=== Exercise objective ===
Copy all of the material word for word, except for the pictures.

___

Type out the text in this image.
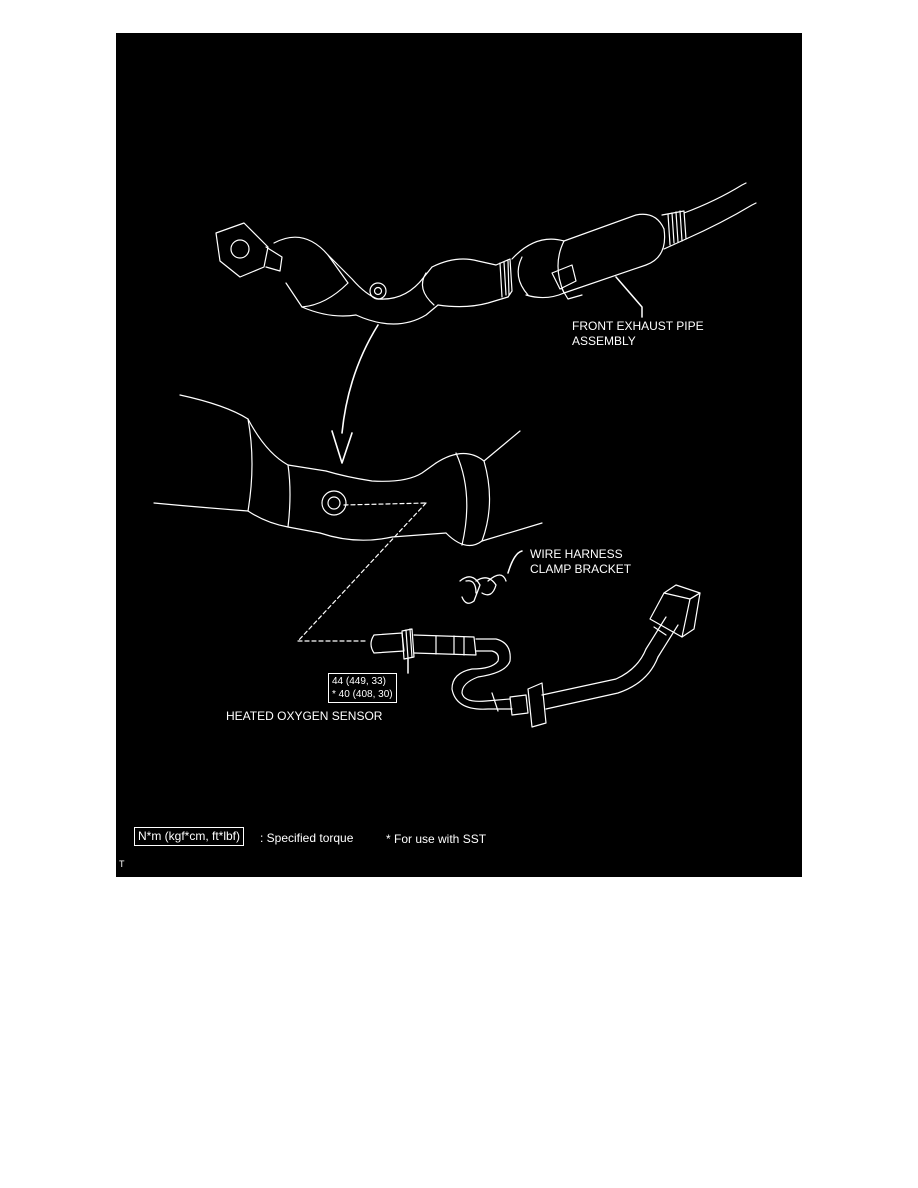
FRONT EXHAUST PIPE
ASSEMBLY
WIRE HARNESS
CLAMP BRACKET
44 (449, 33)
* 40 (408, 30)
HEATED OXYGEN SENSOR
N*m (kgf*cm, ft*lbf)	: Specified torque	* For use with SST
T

___

=== Problem solution ===
Type out the text in this image.
FRONT EXHAUST PIPE
ASSEMBLY
WIRE HARNESS
CLAMP BRACKET
44 (449, 33)
* 40 (408, 30)
HEATED OXYGEN SENSOR
N*m (kgf*cm, ft*lbf)	: Specified torque	* For use with SST
T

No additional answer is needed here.